• [DATA PROVIDED]:
───
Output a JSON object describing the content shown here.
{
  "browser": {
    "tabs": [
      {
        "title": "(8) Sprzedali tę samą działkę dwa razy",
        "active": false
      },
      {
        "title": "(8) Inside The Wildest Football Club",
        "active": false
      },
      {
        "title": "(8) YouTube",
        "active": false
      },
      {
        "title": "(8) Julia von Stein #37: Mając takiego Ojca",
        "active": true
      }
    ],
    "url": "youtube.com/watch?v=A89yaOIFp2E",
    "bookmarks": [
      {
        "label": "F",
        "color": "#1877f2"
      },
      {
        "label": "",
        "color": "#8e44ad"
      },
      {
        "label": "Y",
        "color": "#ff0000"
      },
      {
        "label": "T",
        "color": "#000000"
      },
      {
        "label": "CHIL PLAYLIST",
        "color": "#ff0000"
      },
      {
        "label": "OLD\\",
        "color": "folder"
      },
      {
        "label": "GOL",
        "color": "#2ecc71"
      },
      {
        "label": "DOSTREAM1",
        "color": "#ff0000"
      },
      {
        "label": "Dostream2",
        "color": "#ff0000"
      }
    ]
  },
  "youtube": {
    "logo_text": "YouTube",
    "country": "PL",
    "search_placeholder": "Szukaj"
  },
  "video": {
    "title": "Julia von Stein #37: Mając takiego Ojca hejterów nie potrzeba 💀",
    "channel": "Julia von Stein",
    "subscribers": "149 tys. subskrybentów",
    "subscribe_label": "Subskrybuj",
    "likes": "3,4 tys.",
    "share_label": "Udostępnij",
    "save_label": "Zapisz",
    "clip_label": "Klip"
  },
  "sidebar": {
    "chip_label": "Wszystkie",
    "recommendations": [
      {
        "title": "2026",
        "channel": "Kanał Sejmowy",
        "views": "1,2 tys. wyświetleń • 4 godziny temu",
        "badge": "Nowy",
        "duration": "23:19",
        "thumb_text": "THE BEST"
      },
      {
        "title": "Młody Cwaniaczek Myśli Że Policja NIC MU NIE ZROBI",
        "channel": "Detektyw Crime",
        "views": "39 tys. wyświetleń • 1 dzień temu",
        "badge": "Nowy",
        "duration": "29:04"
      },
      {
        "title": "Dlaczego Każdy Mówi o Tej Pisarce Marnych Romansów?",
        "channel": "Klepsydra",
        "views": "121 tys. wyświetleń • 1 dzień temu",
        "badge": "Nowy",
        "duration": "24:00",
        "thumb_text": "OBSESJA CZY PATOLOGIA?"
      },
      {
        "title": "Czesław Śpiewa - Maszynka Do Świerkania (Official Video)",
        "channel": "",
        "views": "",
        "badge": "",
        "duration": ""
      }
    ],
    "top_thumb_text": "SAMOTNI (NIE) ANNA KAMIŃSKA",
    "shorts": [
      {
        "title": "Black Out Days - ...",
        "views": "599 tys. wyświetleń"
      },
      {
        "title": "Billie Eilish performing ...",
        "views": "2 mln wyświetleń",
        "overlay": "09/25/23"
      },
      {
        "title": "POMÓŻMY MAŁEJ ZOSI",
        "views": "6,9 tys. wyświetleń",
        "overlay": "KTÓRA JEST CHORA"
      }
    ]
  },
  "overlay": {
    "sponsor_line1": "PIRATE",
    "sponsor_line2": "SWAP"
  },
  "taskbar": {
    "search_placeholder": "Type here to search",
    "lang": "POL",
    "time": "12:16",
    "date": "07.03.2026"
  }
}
───
• [WHAT IS ASKED]: Copy all lines from the entries that contain the word "Julia".

• [TASK RESPONSE]:
        "title": "(8) Julia von Stein #37: Mając takiego Ojca",
    "title": "Julia von Stein #37: Mając takiego Ojca hejterów nie potrzeba 💀",
    "channel": "Julia von Stein",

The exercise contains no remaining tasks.